Dataset items
━━━━━━━━━━━━━━━━━━━━

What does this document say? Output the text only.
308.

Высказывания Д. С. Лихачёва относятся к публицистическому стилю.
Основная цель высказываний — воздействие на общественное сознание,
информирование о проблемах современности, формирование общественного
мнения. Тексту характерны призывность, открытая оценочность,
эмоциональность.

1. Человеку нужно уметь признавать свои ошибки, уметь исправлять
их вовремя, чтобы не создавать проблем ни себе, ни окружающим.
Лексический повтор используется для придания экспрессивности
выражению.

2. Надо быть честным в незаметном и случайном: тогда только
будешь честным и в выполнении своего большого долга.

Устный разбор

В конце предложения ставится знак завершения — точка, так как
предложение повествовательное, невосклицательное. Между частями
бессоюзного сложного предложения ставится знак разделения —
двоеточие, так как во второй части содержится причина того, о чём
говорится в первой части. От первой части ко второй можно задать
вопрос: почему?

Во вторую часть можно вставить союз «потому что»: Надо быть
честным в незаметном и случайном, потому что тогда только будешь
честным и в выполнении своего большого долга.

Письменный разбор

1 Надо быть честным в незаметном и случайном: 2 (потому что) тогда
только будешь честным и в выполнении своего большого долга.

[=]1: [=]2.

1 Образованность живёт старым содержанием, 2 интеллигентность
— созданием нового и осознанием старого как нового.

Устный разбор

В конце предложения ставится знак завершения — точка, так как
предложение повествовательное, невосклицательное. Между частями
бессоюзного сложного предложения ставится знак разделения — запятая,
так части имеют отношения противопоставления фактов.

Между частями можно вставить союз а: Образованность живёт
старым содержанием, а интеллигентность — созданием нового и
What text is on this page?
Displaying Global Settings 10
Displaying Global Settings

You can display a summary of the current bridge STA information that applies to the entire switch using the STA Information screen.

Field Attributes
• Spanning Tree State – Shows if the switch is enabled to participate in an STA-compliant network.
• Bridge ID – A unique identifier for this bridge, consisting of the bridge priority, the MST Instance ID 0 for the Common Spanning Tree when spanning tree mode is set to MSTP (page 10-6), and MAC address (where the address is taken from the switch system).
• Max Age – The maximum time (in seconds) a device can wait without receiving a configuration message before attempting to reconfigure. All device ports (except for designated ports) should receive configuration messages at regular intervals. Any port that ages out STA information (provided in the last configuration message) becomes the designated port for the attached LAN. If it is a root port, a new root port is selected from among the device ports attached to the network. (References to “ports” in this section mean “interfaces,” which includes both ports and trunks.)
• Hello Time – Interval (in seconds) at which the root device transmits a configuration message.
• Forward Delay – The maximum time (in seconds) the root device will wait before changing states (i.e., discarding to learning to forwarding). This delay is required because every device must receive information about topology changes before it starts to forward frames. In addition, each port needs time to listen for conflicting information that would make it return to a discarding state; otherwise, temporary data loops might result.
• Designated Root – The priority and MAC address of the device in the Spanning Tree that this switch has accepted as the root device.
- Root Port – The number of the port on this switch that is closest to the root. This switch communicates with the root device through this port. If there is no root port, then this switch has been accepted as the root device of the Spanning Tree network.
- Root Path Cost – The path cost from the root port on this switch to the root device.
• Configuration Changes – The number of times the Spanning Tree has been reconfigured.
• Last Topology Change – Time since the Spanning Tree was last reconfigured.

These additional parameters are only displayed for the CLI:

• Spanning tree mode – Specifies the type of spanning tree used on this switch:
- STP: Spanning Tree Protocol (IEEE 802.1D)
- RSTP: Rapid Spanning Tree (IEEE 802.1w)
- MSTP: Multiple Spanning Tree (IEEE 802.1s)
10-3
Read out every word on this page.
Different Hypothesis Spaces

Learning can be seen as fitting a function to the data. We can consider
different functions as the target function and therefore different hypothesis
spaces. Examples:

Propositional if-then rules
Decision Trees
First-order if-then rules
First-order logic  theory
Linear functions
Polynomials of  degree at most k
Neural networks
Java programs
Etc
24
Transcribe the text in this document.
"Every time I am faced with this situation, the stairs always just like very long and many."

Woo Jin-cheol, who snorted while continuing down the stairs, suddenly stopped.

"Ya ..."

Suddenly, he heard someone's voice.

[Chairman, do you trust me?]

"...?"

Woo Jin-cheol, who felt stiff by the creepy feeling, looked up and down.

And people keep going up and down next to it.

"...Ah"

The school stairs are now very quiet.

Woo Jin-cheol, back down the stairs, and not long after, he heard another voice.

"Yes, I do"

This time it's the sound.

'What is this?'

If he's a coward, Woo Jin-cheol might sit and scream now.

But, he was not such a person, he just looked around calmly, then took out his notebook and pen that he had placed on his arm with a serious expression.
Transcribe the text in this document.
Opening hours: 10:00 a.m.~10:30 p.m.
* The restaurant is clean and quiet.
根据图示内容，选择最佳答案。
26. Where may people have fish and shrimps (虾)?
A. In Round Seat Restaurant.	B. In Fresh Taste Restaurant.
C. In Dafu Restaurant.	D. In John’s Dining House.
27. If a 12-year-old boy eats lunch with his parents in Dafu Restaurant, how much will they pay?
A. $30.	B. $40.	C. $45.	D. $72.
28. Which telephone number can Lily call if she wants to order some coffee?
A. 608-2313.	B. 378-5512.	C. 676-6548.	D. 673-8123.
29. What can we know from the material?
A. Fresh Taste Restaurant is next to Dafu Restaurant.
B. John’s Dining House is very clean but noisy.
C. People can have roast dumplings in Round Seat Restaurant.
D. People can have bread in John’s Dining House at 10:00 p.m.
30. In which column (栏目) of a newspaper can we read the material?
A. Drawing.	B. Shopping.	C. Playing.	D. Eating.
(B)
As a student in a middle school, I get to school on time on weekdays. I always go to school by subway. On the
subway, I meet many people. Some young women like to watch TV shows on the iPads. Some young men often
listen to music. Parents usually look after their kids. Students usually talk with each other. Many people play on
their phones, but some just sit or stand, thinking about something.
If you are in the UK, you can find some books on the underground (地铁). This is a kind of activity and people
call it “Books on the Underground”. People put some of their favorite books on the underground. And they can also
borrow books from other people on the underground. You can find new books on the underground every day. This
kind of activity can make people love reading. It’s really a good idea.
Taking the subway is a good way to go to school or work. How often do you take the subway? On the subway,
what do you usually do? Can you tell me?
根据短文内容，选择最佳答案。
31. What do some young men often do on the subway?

━━━━━━━━━━━━━━━━━━━━

- _TASK DESCRIPTION_:
Send back each record exactly as it stands.

- _RESULT FOR THIS EXERCISE_:
What does this document say? Output the text only.
308.

Высказывания Д. С. Лихачёва относятся к публицистическому стилю.
Основная цель высказываний — воздействие на общественное сознание,
информирование о проблемах современности, формирование общественного
мнения. Тексту характерны призывность, открытая оценочность,
эмоциональность.

1. Человеку нужно уметь признавать свои ошибки, уметь исправлять
их вовремя, чтобы не создавать проблем ни себе, ни окружающим.
Лексический повтор используется для придания экспрессивности
выражению.

2. Надо быть честным в незаметном и случайном: тогда только
будешь честным и в выполнении своего большого долга.

Устный разбор

В конце предложения ставится знак завершения — точка, так как
предложение повествовательное, невосклицательное. Между частями
бессоюзного сложного предложения ставится знак разделения —
двоеточие, так как во второй части содержится причина того, о чём
говорится в первой части. От первой части ко второй можно задать
вопрос: почему?

Во вторую часть можно вставить союз «потому что»: Надо быть
честным в незаметном и случайном, потому что тогда только будешь
честным и в выполнении своего большого долга.

Письменный разбор

1 Надо быть честным в незаметном и случайном: 2 (потому что) тогда
только будешь честным и в выполнении своего большого долга.

[=]1: [=]2.

1 Образованность живёт старым содержанием, 2 интеллигентность
— созданием нового и осознанием старого как нового.

Устный разбор

В конце предложения ставится знак завершения — точка, так как
предложение повествовательное, невосклицательное. Между частями
бессоюзного сложного предложения ставится знак разделения — запятая,
так части имеют отношения противопоставления фактов.

Между частями можно вставить союз а: Образованность живёт
старым содержанием, а интеллигентность — созданием нового и
What text is on this page?
Displaying Global Settings 10
Displaying Global Settings

You can display a summary of the current bridge STA information that applies to the entire switch using the STA Information screen.

Field Attributes
• Spanning Tree State – Shows if the switch is enabled to participate in an STA-compliant network.
• Bridge ID – A unique identifier for this bridge, consisting of the bridge priority, the MST Instance ID 0 for the Common Spanning Tree when spanning tree mode is set to MSTP (page 10-6), and MAC address (where the address is taken from the switch system).
• Max Age – The maximum time (in seconds) a device can wait without receiving a configuration message before attempting to reconfigure. All device ports (except for designated ports) should receive configuration messages at regular intervals. Any port that ages out STA information (provided in the last configuration message) becomes the designated port for the attached LAN. If it is a root port, a new root port is selected from among the device ports attached to the network. (References to “ports” in this section mean “interfaces,” which includes both ports and trunks.)
• Hello Time – Interval (in seconds) at which the root device transmits a configuration message.
• Forward Delay – The maximum time (in seconds) the root device will wait before changing states (i.e., discarding to learning to forwarding). This delay is required because every device must receive information about topology changes before it starts to forward frames. In addition, each port needs time to listen for conflicting information that would make it return to a discarding state; otherwise, temporary data loops might result.
• Designated Root – The priority and MAC address of the device in the Spanning Tree that this switch has accepted as the root device.
- Root Port – The number of the port on this switch that is closest to the root. This switch communicates with the root device through this port. If there is no root port, then this switch has been accepted as the root device of the Spanning Tree network.
- Root Path Cost – The path cost from the root port on this switch to the root device.
• Configuration Changes – The number of times the Spanning Tree has been reconfigured.
• Last Topology Change – Time since the Spanning Tree was last reconfigured.

These additional parameters are only displayed for the CLI:

• Spanning tree mode – Specifies the type of spanning tree used on this switch:
- STP: Spanning Tree Protocol (IEEE 802.1D)
- RSTP: Rapid Spanning Tree (IEEE 802.1w)
- MSTP: Multiple Spanning Tree (IEEE 802.1s)
10-3
Read out every word on this page.
Different Hypothesis Spaces

Learning can be seen as fitting a function to the data. We can consider
different functions as the target function and therefore different hypothesis
spaces. Examples:

Propositional if-then rules
Decision Trees
First-order if-then rules
First-order logic  theory
Linear functions
Polynomials of  degree at most k
Neural networks
Java programs
Etc
24
Transcribe the text in this document.
"Every time I am faced with this situation, the stairs always just like very long and many."

Woo Jin-cheol, who snorted while continuing down the stairs, suddenly stopped.

"Ya ..."

Suddenly, he heard someone's voice.

[Chairman, do you trust me?]

"...?"

Woo Jin-cheol, who felt stiff by the creepy feeling, looked up and down.

And people keep going up and down next to it.

"...Ah"

The school stairs are now very quiet.

Woo Jin-cheol, back down the stairs, and not long after, he heard another voice.

"Yes, I do"

This time it's the sound.

'What is this?'

If he's a coward, Woo Jin-cheol might sit and scream now.

But, he was not such a person, he just looked around calmly, then took out his notebook and pen that he had placed on his arm with a serious expression.
Transcribe the text in this document.
Opening hours: 10:00 a.m.~10:30 p.m.
* The restaurant is clean and quiet.
根据图示内容，选择最佳答案。
26. Where may people have fish and shrimps (虾)?
A. In Round Seat Restaurant.	B. In Fresh Taste Restaurant.
C. In Dafu Restaurant.	D. In John’s Dining House.
27. If a 12-year-old boy eats lunch with his parents in Dafu Restaurant, how much will they pay?
A. $30.	B. $40.	C. $45.	D. $72.
28. Which telephone number can Lily call if she wants to order some coffee?
A. 608-2313.	B. 378-5512.	C. 676-6548.	D. 673-8123.
29. What can we know from the material?
A. Fresh Taste Restaurant is next to Dafu Restaurant.
B. John’s Dining House is very clean but noisy.
C. People can have roast dumplings in Round Seat Restaurant.
D. People can have bread in John’s Dining House at 10:00 p.m.
30. In which column (栏目) of a newspaper can we read the material?
A. Drawing.	B. Shopping.	C. Playing.	D. Eating.
(B)
As a student in a middle school, I get to school on time on weekdays. I always go to school by subway. On the
subway, I meet many people. Some young women like to watch TV shows on the iPads. Some young men often
listen to music. Parents usually look after their kids. Students usually talk with each other. Many people play on
their phones, but some just sit or stand, thinking about something.
If you are in the UK, you can find some books on the underground (地铁). This is a kind of activity and people
call it “Books on the Underground”. People put some of their favorite books on the underground. And they can also
borrow books from other people on the underground. You can find new books on the underground every day. This
kind of activity can make people love reading. It’s really a good idea.
Taking the subway is a good way to go to school or work. How often do you take the subway? On the subway,
what do you usually do? Can you tell me?
根据短文内容，选择最佳答案。
31. What do some young men often do on the subway?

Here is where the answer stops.